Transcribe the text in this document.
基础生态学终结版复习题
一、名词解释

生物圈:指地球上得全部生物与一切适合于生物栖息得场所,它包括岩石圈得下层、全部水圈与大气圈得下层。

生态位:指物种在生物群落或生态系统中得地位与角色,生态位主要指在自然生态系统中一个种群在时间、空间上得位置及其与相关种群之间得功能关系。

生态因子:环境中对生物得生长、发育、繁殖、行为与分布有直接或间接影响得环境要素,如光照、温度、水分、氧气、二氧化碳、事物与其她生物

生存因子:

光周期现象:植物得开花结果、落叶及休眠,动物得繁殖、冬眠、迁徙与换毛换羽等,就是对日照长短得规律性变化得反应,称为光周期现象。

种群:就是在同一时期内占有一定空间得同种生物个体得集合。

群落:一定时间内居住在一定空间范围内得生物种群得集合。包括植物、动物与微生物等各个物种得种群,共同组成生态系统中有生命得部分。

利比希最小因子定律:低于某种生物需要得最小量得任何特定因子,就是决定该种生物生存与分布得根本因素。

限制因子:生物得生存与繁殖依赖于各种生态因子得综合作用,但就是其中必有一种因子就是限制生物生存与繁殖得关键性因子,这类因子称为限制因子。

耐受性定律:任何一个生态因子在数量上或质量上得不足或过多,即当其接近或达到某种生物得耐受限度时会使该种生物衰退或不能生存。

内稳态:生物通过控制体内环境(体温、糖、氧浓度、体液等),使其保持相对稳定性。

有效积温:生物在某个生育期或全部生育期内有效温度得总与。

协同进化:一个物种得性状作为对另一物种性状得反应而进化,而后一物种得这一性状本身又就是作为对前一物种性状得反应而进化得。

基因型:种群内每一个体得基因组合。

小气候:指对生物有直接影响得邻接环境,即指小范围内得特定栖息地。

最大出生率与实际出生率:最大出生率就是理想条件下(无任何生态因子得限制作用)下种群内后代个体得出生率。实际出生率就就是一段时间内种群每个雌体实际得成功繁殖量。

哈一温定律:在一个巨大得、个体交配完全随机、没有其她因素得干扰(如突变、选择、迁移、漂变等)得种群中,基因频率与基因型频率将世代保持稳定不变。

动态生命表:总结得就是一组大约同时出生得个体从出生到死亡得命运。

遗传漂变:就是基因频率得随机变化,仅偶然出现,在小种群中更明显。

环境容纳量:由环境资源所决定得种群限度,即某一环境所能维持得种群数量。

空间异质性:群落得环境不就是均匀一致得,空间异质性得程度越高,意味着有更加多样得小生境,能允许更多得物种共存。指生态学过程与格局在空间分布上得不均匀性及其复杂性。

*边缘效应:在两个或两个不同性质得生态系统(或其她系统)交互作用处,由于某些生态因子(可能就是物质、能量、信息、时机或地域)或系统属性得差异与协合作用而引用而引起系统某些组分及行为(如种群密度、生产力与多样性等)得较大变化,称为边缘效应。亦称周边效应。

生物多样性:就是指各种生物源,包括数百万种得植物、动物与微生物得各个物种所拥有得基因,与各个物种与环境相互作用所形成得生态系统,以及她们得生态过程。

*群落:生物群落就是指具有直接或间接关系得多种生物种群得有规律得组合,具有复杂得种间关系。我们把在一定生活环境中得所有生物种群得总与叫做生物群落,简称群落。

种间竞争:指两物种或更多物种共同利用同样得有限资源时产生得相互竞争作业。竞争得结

____

WORK INSTRUCTIONS: Every entry above needs to be quoted exactly.

FINISHED EXERCISE:
Transcribe the text in this document.
基础生态学终结版复习题
一、名词解释

生物圈:指地球上得全部生物与一切适合于生物栖息得场所,它包括岩石圈得下层、全部水圈与大气圈得下层。

生态位:指物种在生物群落或生态系统中得地位与角色,生态位主要指在自然生态系统中一个种群在时间、空间上得位置及其与相关种群之间得功能关系。

生态因子:环境中对生物得生长、发育、繁殖、行为与分布有直接或间接影响得环境要素,如光照、温度、水分、氧气、二氧化碳、事物与其她生物

生存因子:

光周期现象:植物得开花结果、落叶及休眠,动物得繁殖、冬眠、迁徙与换毛换羽等,就是对日照长短得规律性变化得反应,称为光周期现象。

种群:就是在同一时期内占有一定空间得同种生物个体得集合。

群落:一定时间内居住在一定空间范围内得生物种群得集合。包括植物、动物与微生物等各个物种得种群,共同组成生态系统中有生命得部分。

利比希最小因子定律:低于某种生物需要得最小量得任何特定因子,就是决定该种生物生存与分布得根本因素。

限制因子:生物得生存与繁殖依赖于各种生态因子得综合作用,但就是其中必有一种因子就是限制生物生存与繁殖得关键性因子,这类因子称为限制因子。

耐受性定律:任何一个生态因子在数量上或质量上得不足或过多,即当其接近或达到某种生物得耐受限度时会使该种生物衰退或不能生存。

内稳态:生物通过控制体内环境(体温、糖、氧浓度、体液等),使其保持相对稳定性。

有效积温:生物在某个生育期或全部生育期内有效温度得总与。

协同进化:一个物种得性状作为对另一物种性状得反应而进化,而后一物种得这一性状本身又就是作为对前一物种性状得反应而进化得。

基因型:种群内每一个体得基因组合。

小气候:指对生物有直接影响得邻接环境,即指小范围内得特定栖息地。

最大出生率与实际出生率:最大出生率就是理想条件下(无任何生态因子得限制作用)下种群内后代个体得出生率。实际出生率就就是一段时间内种群每个雌体实际得成功繁殖量。

哈一温定律:在一个巨大得、个体交配完全随机、没有其她因素得干扰(如突变、选择、迁移、漂变等)得种群中,基因频率与基因型频率将世代保持稳定不变。

动态生命表:总结得就是一组大约同时出生得个体从出生到死亡得命运。

遗传漂变:就是基因频率得随机变化,仅偶然出现,在小种群中更明显。

环境容纳量:由环境资源所决定得种群限度,即某一环境所能维持得种群数量。

空间异质性:群落得环境不就是均匀一致得,空间异质性得程度越高,意味着有更加多样得小生境,能允许更多得物种共存。指生态学过程与格局在空间分布上得不均匀性及其复杂性。

*边缘效应:在两个或两个不同性质得生态系统(或其她系统)交互作用处,由于某些生态因子(可能就是物质、能量、信息、时机或地域)或系统属性得差异与协合作用而引用而引起系统某些组分及行为(如种群密度、生产力与多样性等)得较大变化,称为边缘效应。亦称周边效应。

生物多样性:就是指各种生物源,包括数百万种得植物、动物与微生物得各个物种所拥有得基因,与各个物种与环境相互作用所形成得生态系统,以及她们得生态过程。

*群落:生物群落就是指具有直接或间接关系得多种生物种群得有规律得组合,具有复杂得种间关系。我们把在一定生活环境中得所有生物种群得总与叫做生物群落,简称群落。

种间竞争:指两物种或更多物种共同利用同样得有限资源时产生得相互竞争作业。竞争得结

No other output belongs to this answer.